Task instructions:
From the listing, collect all lines containing the word "överens".

Entries supplied:
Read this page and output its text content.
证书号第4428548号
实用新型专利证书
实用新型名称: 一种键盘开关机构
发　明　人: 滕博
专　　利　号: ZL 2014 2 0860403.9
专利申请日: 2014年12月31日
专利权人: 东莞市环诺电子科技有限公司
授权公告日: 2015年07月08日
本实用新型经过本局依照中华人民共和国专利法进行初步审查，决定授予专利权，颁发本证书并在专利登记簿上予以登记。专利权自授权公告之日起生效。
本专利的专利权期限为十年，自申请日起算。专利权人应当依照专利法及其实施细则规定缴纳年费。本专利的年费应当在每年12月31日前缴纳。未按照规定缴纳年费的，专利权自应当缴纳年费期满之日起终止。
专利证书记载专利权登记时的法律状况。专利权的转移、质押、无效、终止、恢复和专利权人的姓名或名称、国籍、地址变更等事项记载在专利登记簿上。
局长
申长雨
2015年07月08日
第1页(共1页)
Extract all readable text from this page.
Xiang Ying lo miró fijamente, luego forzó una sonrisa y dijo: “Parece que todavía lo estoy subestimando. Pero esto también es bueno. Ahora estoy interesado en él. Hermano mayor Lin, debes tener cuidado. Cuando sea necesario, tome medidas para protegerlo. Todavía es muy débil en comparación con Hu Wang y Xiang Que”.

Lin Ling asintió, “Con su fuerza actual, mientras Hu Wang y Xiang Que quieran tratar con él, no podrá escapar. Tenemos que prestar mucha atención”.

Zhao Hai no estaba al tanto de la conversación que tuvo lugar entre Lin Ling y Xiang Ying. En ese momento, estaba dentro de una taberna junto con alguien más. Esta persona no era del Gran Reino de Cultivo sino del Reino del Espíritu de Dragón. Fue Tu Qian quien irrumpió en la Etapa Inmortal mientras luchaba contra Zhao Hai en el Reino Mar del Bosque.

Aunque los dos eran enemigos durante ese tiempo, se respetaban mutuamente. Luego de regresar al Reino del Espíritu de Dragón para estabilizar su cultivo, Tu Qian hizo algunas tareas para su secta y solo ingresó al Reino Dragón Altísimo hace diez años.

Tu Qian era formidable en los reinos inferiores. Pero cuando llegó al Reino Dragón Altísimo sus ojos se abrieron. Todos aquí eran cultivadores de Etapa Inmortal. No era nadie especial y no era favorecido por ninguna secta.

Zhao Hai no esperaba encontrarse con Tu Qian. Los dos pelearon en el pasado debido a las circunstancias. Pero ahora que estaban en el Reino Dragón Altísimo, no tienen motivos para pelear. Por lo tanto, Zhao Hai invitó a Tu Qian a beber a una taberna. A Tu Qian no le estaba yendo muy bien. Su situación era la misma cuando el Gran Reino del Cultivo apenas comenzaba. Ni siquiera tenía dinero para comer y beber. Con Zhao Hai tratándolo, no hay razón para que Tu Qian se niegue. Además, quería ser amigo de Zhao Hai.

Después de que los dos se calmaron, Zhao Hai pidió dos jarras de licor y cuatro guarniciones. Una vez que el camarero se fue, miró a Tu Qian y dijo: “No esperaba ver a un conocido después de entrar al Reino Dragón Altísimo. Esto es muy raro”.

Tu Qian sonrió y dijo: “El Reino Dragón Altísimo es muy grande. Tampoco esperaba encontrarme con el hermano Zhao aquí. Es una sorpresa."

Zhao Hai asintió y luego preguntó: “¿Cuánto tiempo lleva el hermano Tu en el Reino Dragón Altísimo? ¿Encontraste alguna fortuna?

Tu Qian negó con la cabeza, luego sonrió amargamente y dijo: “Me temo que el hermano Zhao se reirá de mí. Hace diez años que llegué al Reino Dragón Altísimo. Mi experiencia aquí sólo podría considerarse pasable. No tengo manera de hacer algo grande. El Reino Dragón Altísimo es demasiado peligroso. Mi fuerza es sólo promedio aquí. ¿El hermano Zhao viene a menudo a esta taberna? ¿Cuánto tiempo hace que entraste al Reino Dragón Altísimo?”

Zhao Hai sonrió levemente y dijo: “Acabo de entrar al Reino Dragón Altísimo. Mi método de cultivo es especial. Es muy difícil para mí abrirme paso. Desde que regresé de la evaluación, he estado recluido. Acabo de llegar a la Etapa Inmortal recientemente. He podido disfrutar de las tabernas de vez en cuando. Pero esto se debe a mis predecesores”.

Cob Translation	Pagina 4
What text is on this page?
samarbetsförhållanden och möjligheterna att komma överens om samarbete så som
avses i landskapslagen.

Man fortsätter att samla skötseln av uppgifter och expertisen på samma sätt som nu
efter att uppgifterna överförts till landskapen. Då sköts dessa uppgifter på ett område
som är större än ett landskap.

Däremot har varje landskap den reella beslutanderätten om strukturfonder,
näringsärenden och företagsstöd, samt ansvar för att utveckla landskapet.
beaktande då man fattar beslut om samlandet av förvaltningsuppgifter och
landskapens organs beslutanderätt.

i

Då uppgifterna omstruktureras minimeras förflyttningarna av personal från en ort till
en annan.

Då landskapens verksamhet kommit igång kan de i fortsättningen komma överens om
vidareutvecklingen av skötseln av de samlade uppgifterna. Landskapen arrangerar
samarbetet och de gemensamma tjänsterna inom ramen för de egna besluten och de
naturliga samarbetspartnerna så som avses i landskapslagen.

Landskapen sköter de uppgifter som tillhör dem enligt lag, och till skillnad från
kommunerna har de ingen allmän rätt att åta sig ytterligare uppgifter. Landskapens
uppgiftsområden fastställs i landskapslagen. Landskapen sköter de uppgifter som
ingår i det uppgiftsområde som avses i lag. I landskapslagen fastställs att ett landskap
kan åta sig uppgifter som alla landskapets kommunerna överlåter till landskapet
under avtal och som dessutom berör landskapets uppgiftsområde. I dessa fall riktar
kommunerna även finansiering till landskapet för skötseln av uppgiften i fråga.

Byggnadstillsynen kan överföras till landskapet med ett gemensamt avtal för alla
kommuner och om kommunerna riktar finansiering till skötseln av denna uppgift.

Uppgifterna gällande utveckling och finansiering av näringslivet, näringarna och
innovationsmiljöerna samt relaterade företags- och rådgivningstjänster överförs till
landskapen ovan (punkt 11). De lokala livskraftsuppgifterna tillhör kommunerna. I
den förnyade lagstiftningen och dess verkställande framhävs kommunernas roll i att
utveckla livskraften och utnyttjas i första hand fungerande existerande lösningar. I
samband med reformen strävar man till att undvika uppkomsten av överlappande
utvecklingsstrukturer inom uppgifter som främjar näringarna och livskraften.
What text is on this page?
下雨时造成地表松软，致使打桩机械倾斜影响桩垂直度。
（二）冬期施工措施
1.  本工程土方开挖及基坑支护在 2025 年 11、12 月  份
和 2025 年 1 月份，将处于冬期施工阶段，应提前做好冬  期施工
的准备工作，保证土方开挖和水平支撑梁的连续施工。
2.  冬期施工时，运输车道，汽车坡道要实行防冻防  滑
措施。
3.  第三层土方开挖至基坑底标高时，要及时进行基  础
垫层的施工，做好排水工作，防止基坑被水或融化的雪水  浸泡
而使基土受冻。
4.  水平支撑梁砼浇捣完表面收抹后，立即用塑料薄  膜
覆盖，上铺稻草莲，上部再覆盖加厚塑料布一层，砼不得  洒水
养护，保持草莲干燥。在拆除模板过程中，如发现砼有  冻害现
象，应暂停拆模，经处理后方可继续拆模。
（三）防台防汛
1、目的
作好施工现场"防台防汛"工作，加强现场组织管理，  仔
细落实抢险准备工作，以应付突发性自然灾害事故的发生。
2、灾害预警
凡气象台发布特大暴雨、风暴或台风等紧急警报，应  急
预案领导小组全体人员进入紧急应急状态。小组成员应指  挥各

Final result:
samarbetsförhållanden och möjligheterna att komma överens om samarbete så som
Då landskapens verksamhet kommit igång kan de i fortsättningen komma överens om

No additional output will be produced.